━━━ RECORD EXCERPTS

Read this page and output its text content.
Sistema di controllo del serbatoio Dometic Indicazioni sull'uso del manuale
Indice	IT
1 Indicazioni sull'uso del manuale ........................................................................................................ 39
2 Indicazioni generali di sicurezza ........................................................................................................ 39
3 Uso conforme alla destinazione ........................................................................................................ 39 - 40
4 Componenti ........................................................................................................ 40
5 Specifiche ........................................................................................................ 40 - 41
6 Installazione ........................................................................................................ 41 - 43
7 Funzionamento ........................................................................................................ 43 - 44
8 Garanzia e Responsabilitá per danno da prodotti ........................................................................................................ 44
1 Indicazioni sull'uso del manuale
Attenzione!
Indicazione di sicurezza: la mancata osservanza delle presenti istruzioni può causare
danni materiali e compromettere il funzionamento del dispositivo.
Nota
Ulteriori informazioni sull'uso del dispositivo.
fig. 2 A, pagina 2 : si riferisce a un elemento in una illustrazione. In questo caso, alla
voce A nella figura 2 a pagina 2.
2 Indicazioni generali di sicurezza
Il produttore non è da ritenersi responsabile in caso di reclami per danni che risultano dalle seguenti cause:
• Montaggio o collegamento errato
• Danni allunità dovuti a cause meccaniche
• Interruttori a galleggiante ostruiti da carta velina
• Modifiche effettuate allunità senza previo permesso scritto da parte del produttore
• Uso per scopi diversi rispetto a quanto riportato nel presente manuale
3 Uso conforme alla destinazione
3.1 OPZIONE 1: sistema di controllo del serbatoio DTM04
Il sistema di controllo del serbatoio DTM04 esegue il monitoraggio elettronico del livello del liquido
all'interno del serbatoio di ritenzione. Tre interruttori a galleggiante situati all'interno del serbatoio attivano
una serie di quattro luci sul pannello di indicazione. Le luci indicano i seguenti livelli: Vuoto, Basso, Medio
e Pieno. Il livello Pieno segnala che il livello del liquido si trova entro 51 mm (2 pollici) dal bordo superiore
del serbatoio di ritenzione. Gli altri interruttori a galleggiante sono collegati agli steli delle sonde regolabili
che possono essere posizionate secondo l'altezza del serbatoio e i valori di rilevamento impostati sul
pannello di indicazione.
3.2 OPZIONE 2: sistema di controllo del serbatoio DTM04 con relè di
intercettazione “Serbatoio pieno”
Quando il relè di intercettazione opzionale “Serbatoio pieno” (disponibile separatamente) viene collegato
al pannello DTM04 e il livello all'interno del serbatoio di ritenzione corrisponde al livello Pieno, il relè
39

━━━━━━

STATED PROBLEM =
Gather each line in the data that holds the string "generali".

FULL OUTPUT =
2 Indicazioni generali di sicurezza ........................................................................................................ 39
2 Indicazioni generali di sicurezza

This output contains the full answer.